Write out all of the data without omission, exactly as shown.

• **Task input**:
>> Begin

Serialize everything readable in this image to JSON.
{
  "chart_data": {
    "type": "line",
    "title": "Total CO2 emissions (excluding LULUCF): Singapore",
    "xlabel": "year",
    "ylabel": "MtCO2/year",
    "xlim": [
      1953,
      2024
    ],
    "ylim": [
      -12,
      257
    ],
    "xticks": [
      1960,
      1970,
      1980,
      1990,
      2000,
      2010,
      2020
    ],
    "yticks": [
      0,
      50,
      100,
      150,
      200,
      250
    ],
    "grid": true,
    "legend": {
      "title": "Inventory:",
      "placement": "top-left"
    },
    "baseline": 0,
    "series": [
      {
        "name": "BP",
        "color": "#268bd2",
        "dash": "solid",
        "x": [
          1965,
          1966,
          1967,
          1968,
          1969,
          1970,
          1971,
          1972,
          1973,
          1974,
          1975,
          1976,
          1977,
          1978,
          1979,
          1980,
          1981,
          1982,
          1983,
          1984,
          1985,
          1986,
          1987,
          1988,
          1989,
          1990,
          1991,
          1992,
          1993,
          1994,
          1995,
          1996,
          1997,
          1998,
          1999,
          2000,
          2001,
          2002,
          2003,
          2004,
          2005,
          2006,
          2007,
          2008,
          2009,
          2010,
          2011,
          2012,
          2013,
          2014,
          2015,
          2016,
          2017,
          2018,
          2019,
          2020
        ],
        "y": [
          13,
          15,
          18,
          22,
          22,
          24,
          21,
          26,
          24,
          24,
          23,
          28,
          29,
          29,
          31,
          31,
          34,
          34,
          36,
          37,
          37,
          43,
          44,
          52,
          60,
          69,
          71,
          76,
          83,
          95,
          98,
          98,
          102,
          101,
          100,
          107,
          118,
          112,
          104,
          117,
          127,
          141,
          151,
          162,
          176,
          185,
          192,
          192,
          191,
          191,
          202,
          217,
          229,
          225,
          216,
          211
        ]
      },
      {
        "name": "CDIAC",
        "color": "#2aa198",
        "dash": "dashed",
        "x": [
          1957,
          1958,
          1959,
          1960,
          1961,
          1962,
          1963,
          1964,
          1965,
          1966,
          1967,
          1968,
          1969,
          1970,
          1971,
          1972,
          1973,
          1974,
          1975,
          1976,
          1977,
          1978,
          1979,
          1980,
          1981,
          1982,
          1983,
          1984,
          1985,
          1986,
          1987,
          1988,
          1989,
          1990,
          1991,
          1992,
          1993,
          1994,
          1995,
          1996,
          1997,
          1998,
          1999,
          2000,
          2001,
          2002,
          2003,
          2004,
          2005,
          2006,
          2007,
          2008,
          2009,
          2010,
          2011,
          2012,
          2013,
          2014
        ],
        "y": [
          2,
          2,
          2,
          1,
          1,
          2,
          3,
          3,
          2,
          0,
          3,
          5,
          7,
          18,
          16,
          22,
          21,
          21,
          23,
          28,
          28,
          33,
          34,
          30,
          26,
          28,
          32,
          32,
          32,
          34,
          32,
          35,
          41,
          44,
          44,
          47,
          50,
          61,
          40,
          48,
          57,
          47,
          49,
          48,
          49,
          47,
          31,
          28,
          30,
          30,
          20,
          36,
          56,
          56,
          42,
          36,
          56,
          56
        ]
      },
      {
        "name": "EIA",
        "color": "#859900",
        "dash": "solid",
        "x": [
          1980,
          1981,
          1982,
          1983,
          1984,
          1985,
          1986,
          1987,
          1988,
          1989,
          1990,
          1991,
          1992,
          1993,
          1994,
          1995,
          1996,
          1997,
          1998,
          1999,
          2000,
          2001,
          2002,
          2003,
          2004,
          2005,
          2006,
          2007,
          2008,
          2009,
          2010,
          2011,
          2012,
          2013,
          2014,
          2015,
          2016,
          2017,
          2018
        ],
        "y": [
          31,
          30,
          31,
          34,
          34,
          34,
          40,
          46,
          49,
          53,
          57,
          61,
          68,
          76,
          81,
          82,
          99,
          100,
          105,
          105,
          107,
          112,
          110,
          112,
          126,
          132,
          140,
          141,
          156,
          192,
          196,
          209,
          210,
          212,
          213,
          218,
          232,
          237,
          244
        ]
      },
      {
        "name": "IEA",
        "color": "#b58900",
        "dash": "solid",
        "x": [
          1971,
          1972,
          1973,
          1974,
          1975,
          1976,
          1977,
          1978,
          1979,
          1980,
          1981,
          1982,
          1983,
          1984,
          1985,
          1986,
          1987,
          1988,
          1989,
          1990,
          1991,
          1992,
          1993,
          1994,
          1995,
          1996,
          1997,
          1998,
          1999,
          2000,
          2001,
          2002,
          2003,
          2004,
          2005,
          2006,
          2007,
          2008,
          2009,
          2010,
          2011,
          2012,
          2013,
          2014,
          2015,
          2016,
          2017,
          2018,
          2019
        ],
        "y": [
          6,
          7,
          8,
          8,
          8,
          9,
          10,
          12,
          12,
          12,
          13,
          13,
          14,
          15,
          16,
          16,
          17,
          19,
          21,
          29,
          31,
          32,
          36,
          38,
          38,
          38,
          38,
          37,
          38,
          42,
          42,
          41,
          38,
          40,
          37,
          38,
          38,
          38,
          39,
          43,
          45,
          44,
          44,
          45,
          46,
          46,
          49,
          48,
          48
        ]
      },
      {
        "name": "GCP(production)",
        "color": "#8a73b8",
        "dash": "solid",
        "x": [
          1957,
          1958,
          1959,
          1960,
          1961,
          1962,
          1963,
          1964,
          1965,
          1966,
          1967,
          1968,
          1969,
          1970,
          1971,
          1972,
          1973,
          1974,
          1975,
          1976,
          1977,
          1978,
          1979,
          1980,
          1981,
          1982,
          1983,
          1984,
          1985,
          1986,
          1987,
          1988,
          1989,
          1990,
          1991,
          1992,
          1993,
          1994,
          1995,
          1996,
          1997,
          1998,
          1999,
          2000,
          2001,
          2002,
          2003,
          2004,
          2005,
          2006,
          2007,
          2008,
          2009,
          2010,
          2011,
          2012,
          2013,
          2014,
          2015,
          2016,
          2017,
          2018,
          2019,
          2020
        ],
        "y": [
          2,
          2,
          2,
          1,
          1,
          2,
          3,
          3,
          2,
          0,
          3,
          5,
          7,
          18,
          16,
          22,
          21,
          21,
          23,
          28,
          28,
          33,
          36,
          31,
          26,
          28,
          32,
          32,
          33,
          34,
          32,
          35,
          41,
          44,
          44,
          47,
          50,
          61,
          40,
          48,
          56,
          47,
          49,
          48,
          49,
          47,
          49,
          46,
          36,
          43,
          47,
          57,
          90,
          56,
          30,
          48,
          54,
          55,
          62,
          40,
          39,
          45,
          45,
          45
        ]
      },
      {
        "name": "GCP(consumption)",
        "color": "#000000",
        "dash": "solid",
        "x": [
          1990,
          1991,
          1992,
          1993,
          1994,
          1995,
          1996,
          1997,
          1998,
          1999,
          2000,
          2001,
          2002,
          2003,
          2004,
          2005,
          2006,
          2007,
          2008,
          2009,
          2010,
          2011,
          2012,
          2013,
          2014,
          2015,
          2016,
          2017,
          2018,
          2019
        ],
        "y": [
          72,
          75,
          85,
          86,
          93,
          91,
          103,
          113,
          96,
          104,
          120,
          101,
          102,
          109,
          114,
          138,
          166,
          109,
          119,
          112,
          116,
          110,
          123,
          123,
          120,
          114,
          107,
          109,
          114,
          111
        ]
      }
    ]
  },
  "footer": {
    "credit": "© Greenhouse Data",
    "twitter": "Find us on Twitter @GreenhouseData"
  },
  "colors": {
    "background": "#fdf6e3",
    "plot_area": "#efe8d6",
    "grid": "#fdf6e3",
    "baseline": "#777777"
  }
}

>> End

• **Solution below**:
Serialize everything readable in this image to JSON.
{
  "chart_data": {
    "type": "line",
    "title": "Total CO2 emissions (excluding LULUCF): Singapore",
    "xlabel": "year",
    "ylabel": "MtCO2/year",
    "xlim": [
      1953,
      2024
    ],
    "ylim": [
      -12,
      257
    ],
    "xticks": [
      1960,
      1970,
      1980,
      1990,
      2000,
      2010,
      2020
    ],
    "yticks": [
      0,
      50,
      100,
      150,
      200,
      250
    ],
    "grid": true,
    "legend": {
      "title": "Inventory:",
      "placement": "top-left"
    },
    "baseline": 0,
    "series": [
      {
        "name": "BP",
        "color": "#268bd2",
        "dash": "solid",
        "x": [
          1965,
          1966,
          1967,
          1968,
          1969,
          1970,
          1971,
          1972,
          1973,
          1974,
          1975,
          1976,
          1977,
          1978,
          1979,
          1980,
          1981,
          1982,
          1983,
          1984,
          1985,
          1986,
          1987,
          1988,
          1989,
          1990,
          1991,
          1992,
          1993,
          1994,
          1995,
          1996,
          1997,
          1998,
          1999,
          2000,
          2001,
          2002,
          2003,
          2004,
          2005,
          2006,
          2007,
          2008,
          2009,
          2010,
          2011,
          2012,
          2013,
          2014,
          2015,
          2016,
          2017,
          2018,
          2019,
          2020
        ],
        "y": [
          13,
          15,
          18,
          22,
          22,
          24,
          21,
          26,
          24,
          24,
          23,
          28,
          29,
          29,
          31,
          31,
          34,
          34,
          36,
          37,
          37,
          43,
          44,
          52,
          60,
          69,
          71,
          76,
          83,
          95,
          98,
          98,
          102,
          101,
          100,
          107,
          118,
          112,
          104,
          117,
          127,
          141,
          151,
          162,
          176,
          185,
          192,
          192,
          191,
          191,
          202,
          217,
          229,
          225,
          216,
          211
        ]
      },
      {
        "name": "CDIAC",
        "color": "#2aa198",
        "dash": "dashed",
        "x": [
          1957,
          1958,
          1959,
          1960,
          1961,
          1962,
          1963,
          1964,
          1965,
          1966,
          1967,
          1968,
          1969,
          1970,
          1971,
          1972,
          1973,
          1974,
          1975,
          1976,
          1977,
          1978,
          1979,
          1980,
          1981,
          1982,
          1983,
          1984,
          1985,
          1986,
          1987,
          1988,
          1989,
          1990,
          1991,
          1992,
          1993,
          1994,
          1995,
          1996,
          1997,
          1998,
          1999,
          2000,
          2001,
          2002,
          2003,
          2004,
          2005,
          2006,
          2007,
          2008,
          2009,
          2010,
          2011,
          2012,
          2013,
          2014
        ],
        "y": [
          2,
          2,
          2,
          1,
          1,
          2,
          3,
          3,
          2,
          0,
          3,
          5,
          7,
          18,
          16,
          22,
          21,
          21,
          23,
          28,
          28,
          33,
          34,
          30,
          26,
          28,
          32,
          32,
          32,
          34,
          32,
          35,
          41,
          44,
          44,
          47,
          50,
          61,
          40,
          48,
          57,
          47,
          49,
          48,
          49,
          47,
          31,
          28,
          30,
          30,
          20,
          36,
          56,
          56,
          42,
          36,
          56,
          56
        ]
      },
      {
        "name": "EIA",
        "color": "#859900",
        "dash": "solid",
        "x": [
          1980,
          1981,
          1982,
          1983,
          1984,
          1985,
          1986,
          1987,
          1988,
          1989,
          1990,
          1991,
          1992,
          1993,
          1994,
          1995,
          1996,
          1997,
          1998,
          1999,
          2000,
          2001,
          2002,
          2003,
          2004,
          2005,
          2006,
          2007,
          2008,
          2009,
          2010,
          2011,
          2012,
          2013,
          2014,
          2015,
          2016,
          2017,
          2018
        ],
        "y": [
          31,
          30,
          31,
          34,
          34,
          34,
          40,
          46,
          49,
          53,
          57,
          61,
          68,
          76,
          81,
          82,
          99,
          100,
          105,
          105,
          107,
          112,
          110,
          112,
          126,
          132,
          140,
          141,
          156,
          192,
          196,
          209,
          210,
          212,
          213,
          218,
          232,
          237,
          244
        ]
      },
      {
        "name": "IEA",
        "color": "#b58900",
        "dash": "solid",
        "x": [
          1971,
          1972,
          1973,
          1974,
          1975,
          1976,
          1977,
          1978,
          1979,
          1980,
          1981,
          1982,
          1983,
          1984,
          1985,
          1986,
          1987,
          1988,
          1989,
          1990,
          1991,
          1992,
          1993,
          1994,
          1995,
          1996,
          1997,
          1998,
          1999,
          2000,
          2001,
          2002,
          2003,
          2004,
          2005,
          2006,
          2007,
          2008,
          2009,
          2010,
          2011,
          2012,
          2013,
          2014,
          2015,
          2016,
          2017,
          2018,
          2019
        ],
        "y": [
          6,
          7,
          8,
          8,
          8,
          9,
          10,
          12,
          12,
          12,
          13,
          13,
          14,
          15,
          16,
          16,
          17,
          19,
          21,
          29,
          31,
          32,
          36,
          38,
          38,
          38,
          38,
          37,
          38,
          42,
          42,
          41,
          38,
          40,
          37,
          38,
          38,
          38,
          39,
          43,
          45,
          44,
          44,
          45,
          46,
          46,
          49,
          48,
          48
        ]
      },
      {
        "name": "GCP(production)",
        "color": "#8a73b8",
        "dash": "solid",
        "x": [
          1957,
          1958,
          1959,
          1960,
          1961,
          1962,
          1963,
          1964,
          1965,
          1966,
          1967,
          1968,
          1969,
          1970,
          1971,
          1972,
          1973,
          1974,
          1975,
          1976,
          1977,
          1978,
          1979,
          1980,
          1981,
          1982,
          1983,
          1984,
          1985,
          1986,
          1987,
          1988,
          1989,
          1990,
          1991,
          1992,
          1993,
          1994,
          1995,
          1996,
          1997,
          1998,
          1999,
          2000,
          2001,
          2002,
          2003,
          2004,
          2005,
          2006,
          2007,
          2008,
          2009,
          2010,
          2011,
          2012,
          2013,
          2014,
          2015,
          2016,
          2017,
          2018,
          2019,
          2020
        ],
        "y": [
          2,
          2,
          2,
          1,
          1,
          2,
          3,
          3,
          2,
          0,
          3,
          5,
          7,
          18,
          16,
          22,
          21,
          21,
          23,
          28,
          28,
          33,
          36,
          31,
          26,
          28,
          32,
          32,
          33,
          34,
          32,
          35,
          41,
          44,
          44,
          47,
          50,
          61,
          40,
          48,
          56,
          47,
          49,
          48,
          49,
          47,
          49,
          46,
          36,
          43,
          47,
          57,
          90,
          56,
          30,
          48,
          54,
          55,
          62,
          40,
          39,
          45,
          45,
          45
        ]
      },
      {
        "name": "GCP(consumption)",
        "color": "#000000",
        "dash": "solid",
        "x": [
          1990,
          1991,
          1992,
          1993,
          1994,
          1995,
          1996,
          1997,
          1998,
          1999,
          2000,
          2001,
          2002,
          2003,
          2004,
          2005,
          2006,
          2007,
          2008,
          2009,
          2010,
          2011,
          2012,
          2013,
          2014,
          2015,
          2016,
          2017,
          2018,
          2019
        ],
        "y": [
          72,
          75,
          85,
          86,
          93,
          91,
          103,
          113,
          96,
          104,
          120,
          101,
          102,
          109,
          114,
          138,
          166,
          109,
          119,
          112,
          116,
          110,
          123,
          123,
          120,
          114,
          107,
          109,
          114,
          111
        ]
      }
    ]
  },
  "footer": {
    "credit": "© Greenhouse Data",
    "twitter": "Find us on Twitter @GreenhouseData"
  },
  "colors": {
    "background": "#fdf6e3",
    "plot_area": "#efe8d6",
    "grid": "#fdf6e3",
    "baseline": "#777777"
  }
}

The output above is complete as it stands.